- **Çözülecek Görevler**
- a) Kıvanç, Başak ve AVM'ler üzerine yazıya göre sektör çalışanları, alışveriş merkezlerinde ibadethane yerine hangi adın kullanılması için uğraşıyor?
- b) Kıvanç, Başak ve AVM'ler üzerine yazıda "Onu da bırakın, o" ile başlayıp "zamanda olmayabilir demek!" ile biten bölümü hiç değiştirmeden yazdırın.
- c) Kıvanç, Başak ve AVM'ler üzerine yazının devamını, bittiği yerden sürdürerek yazın.

- **Sayfa**
++++
Paylaş
Genelde ünlülerin (ama gerçek ünlülerin, ünlümsülerin değil) tatile sevgilisiyle/eşiyle çıktığında çok rahat edememesine, kasılmasına alışkınız.
Hele objektifler karşısında rahatça öpüşmelerine hiç ama hiç alışık değiliz.
Kıvanç ve Başak bu tabuyu yıktı hafta içinde.
Bodrum tatilleri sırasında denize girmiş ve uzun uzun öpüşmüşler.
Görüntülenmelerine aldırmadan...
Onu da bırakın, o sırada orada bulunanların meraklı dikizlerini umursamadan...
Biraz abartıp “Özlediğimiz görüntülerdi” diyeceğim.
Çünkü Kıvanç’ı takip eden hayranları şimdi bu görüntüye özenecek ve onlar da böyle romantik anlar yaşamak isteyecek denizde/karada.
Muhafazakâr bulutlar gezinse de üzerimizde, öpüşmeye devam yani!
AVM’lerin alkolle sınavı
Gündem karmaşasında gözden kaçan bir haber vardı.
Perakende yasa tasarısında yer alan şu madde:
“Alışveriş merkezlerinde ibadethane, bebek bakım odası gibi ortak kullanım alanları oluşturulur..
Malum, ibadethane tanımı işin içinde olunca 100 metre de devreye giriyor.
İbadethaneye 100 metreye kadar yakın yerde alkol satışı yapılamaz kuralı/yasağı...
Bu da ne demek? Eğer ibadethane tanımı tasarıda kalırsa AVM’lerde alkol satışı yakın zamanda olmayabilir demek!
Zorlu’da, Kanyon’da ve diğer AVM restoranlarında sadece meyve suyu satılabilir demek...
O yüzden şu anda ibadethane yerine dua odası denilmesi için sektör çalışanlarının uğraşı, görüşmeleri söz konusu.
Umarım bu konudaki muğlaklık/bulanıklık giderilir.
Yoksa bu gündem gümbürtüsünde bu tasarı da kabul olup alkol AVM’lerden her an buhar olabilir!
Hıncal Uluç yanılıyor
Kış Uykusu’na dair Hıncal Uluç özetle şunu yazdı:
“Öyküsü yok, lafı çok. Sadece insanı, hepimizden bir parçayı anlatıyor, ayna tutuyor.”
Filmin ya da Ceylan’ın avukatı değilim ama söylemeden duramam: Filmin bir öyküsü var.
Taşrada kendine küçük bir krallık inşa eden adamın dönüşümünün (ya da her şeyi kabullenişinin) öyküsü...
Giriş-gelişme-sonuç arıyorsanız illa, o da var.
Hem de fazlasıyla...
++++
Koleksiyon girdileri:
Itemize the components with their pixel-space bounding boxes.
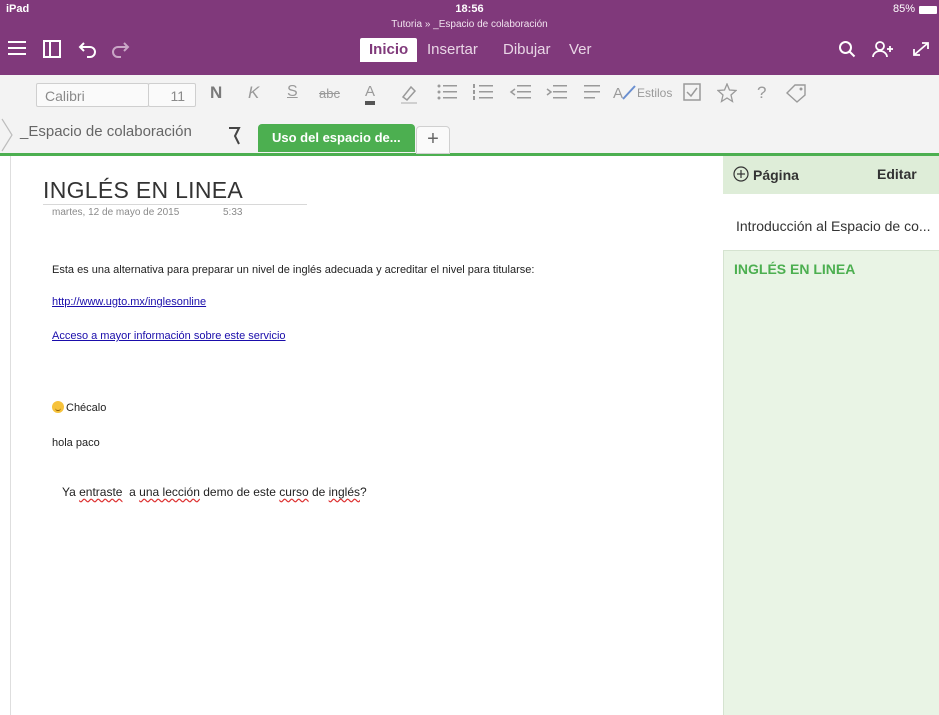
intro-paragraph[interactable]: Esta es una alternativa para preparar un… xyxy=(52,264,534,276)
question-tag-button[interactable]: ? xyxy=(757,83,766,103)
notebook-icon[interactable] xyxy=(43,40,61,62)
back-chevron-icon[interactable] xyxy=(0,117,14,153)
tab-insertar[interactable]: Insertar xyxy=(427,41,478,58)
q-misspelled: curso xyxy=(279,485,309,499)
q-text: a xyxy=(122,485,140,499)
styles-icon[interactable]: A xyxy=(613,83,637,105)
battery-icon xyxy=(919,6,937,14)
bold-button[interactable]: N xyxy=(210,83,222,103)
tag-icon[interactable] xyxy=(785,83,807,107)
format-ribbon: Calibri 11 N K S abc A A Estilos ? xyxy=(0,75,939,118)
add-section-button[interactable]: + xyxy=(416,126,450,154)
checalo-text: Chécalo xyxy=(66,402,107,414)
section-group-icon[interactable] xyxy=(226,126,242,146)
q-text: demo de este xyxy=(199,485,280,499)
expand-icon[interactable] xyxy=(911,40,931,62)
bullet-list-icon[interactable] xyxy=(437,83,457,105)
search-icon[interactable] xyxy=(838,40,856,62)
document-title: Tutoria » _Espacio de colaboración xyxy=(391,19,548,30)
page-title[interactable]: INGLÉS EN LINEA xyxy=(43,177,243,204)
underline-button[interactable]: S xyxy=(287,83,298,101)
q-misspelled: una lección xyxy=(139,485,200,499)
redo-icon[interactable] xyxy=(110,40,130,62)
page-list-item[interactable]: Introducción al Espacio de co... xyxy=(723,194,939,251)
page-item-label: Introducción al Espacio de co... xyxy=(736,218,931,234)
checkbox-tag-icon[interactable] xyxy=(683,83,701,105)
tab-dibujar[interactable]: Dibujar xyxy=(503,41,551,58)
link-inglesonline[interactable]: http://www.ugto.mx/inglesonline xyxy=(52,296,206,308)
title-divider xyxy=(43,204,307,205)
section-tab-bar: _Espacio de colaboración Uso del espacio… xyxy=(0,117,939,156)
section-name[interactable]: _Espacio de colaboración xyxy=(20,123,192,140)
highlighter-icon[interactable] xyxy=(399,83,419,109)
tab-uso-del-espacio[interactable]: Uso del espacio de... xyxy=(258,124,415,152)
decrease-indent-icon[interactable] xyxy=(509,83,531,105)
hola-line[interactable]: hola paco xyxy=(52,437,100,449)
edit-pages-button[interactable]: Editar xyxy=(877,166,917,182)
tab-inicio[interactable]: Inicio xyxy=(360,38,418,62)
app-top-bar: iPad 18:56 85% Tutoria » _Espacio de col… xyxy=(0,0,939,75)
clock: 18:56 xyxy=(455,3,484,15)
note-page[interactable] xyxy=(10,156,724,715)
page-list-item-active[interactable]: INGLÉS EN LINEA xyxy=(734,261,855,277)
battery-percent: 85% xyxy=(892,3,915,15)
checalo-line[interactable]: Chécalo xyxy=(52,401,106,414)
question-line[interactable]: Ya entraste a una lección demo de este c… xyxy=(62,485,367,499)
page-date: martes, 12 de mayo de 2015 xyxy=(52,207,180,218)
font-color-button[interactable]: A xyxy=(365,83,376,105)
hamburger-icon[interactable] xyxy=(8,40,26,60)
add-page-button[interactable]: Página xyxy=(733,166,799,183)
q-misspelled: inglés xyxy=(328,485,360,499)
increase-indent-icon[interactable] xyxy=(545,83,567,105)
star-icon[interactable] xyxy=(716,82,738,107)
font-name-field[interactable]: Calibri xyxy=(36,83,149,107)
numbered-list-icon[interactable] xyxy=(473,83,493,105)
link-more-info[interactable]: Acceso a mayor información sobre este se… xyxy=(52,330,286,342)
svg-text:A: A xyxy=(613,85,623,101)
tab-ver[interactable]: Ver xyxy=(569,41,592,58)
q-text: Ya xyxy=(62,485,80,499)
italic-button[interactable]: K xyxy=(248,83,259,103)
q-misspelled: entraste xyxy=(79,485,123,499)
q-text: de xyxy=(308,485,329,499)
smiley-icon xyxy=(52,401,64,413)
add-person-icon[interactable] xyxy=(872,40,894,62)
align-icon[interactable] xyxy=(582,83,602,105)
add-circle-icon xyxy=(733,166,749,182)
font-size-field[interactable]: 11 xyxy=(148,83,196,107)
q-text: ? xyxy=(360,485,367,499)
add-page-label: Página xyxy=(753,167,799,183)
strikethrough-button[interactable]: abc xyxy=(319,86,340,101)
status-bar: iPad 18:56 85% xyxy=(0,0,939,18)
styles-button[interactable]: Estilos xyxy=(637,86,672,100)
page-time: 5:33 xyxy=(223,207,243,218)
undo-icon[interactable] xyxy=(78,40,98,62)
++++
- **Görev Cevapları**
- a) Dua odası.

- b)
Onu da bırakın, o sırada orada bulunanların meraklı dikizlerini umursamadan...
Biraz abartıp “Özlediğimiz görüntülerdi” diyeceğim.
Çünkü Kıvanç’ı takip eden hayranları şimdi bu görüntüye özenecek ve onlar da böyle romantik anlar yaşamak isteyecek denizde/karada.
Muhafazakâr bulutlar gezinse de üzerimizde, öpüşmeye devam yani!
AVM’lerin alkolle sınavı
Gündem karmaşasında gözden kaçan bir haber vardı.
Perakende yasa tasarısında yer alan şu madde:
“Alışveriş merkezlerinde ibadethane, bebek bakım odası gibi ortak kullanım alanları oluşturulur..
Malum, ibadethane tanımı işin içinde olunca 100 metre de devreye giriyor.
İbadethaneye 100 metreye kadar yakın yerde alkol satışı yapılamaz kuralı/yasağı...
Bu da ne demek? Eğer ibadethane tanımı tasarıda kalırsa AVM’lerde alkol satışı yakın zamanda olmayabilir demek!

- c)
Her şey küçük çocuğun taş atmasıyla başlıyor.
Adamın hayatındaki rutin bu küçük olayla bozuluyor.
Çocuğun ailesiyle adam karşı karşıya gelince olaylar tırmanıyor.
Finale doğru ise adam tamamen yalnız kaldığını anlayınca bir şeyler kafasına dank ediyor.
Yani: Filmin basbayağı bir öyküsü var.
Öykü dediğin illa arka arkaya sürekli bir aksiyon olması demek değildir.
En önemlisi bir çatışmanın olmasıdır. Bu filmde de yeterince var. Senaryonun birinci kuralı zaten budur.
Okullarda böyle öğretilir, klasik (bize öyle öğrettiler).
Dolayısıyla lafın çok olduğu doğru, ama öykü var Hıncal Bey.
Bravo Murat Boz
Geçenlerde yazmıştım, “Türkiye’nin ilk popüler gay dergisi GayMag yolda” diye.
Derginin yayın yönetmeni Fatih Kocatürk temmuzda çıkacak ilk sayının kapağı için ünlü bir erkekle röportaj yapmak istiyordu.
Sonunda bu röportajı kabul eden cesur birini buldu:
Murat Boz.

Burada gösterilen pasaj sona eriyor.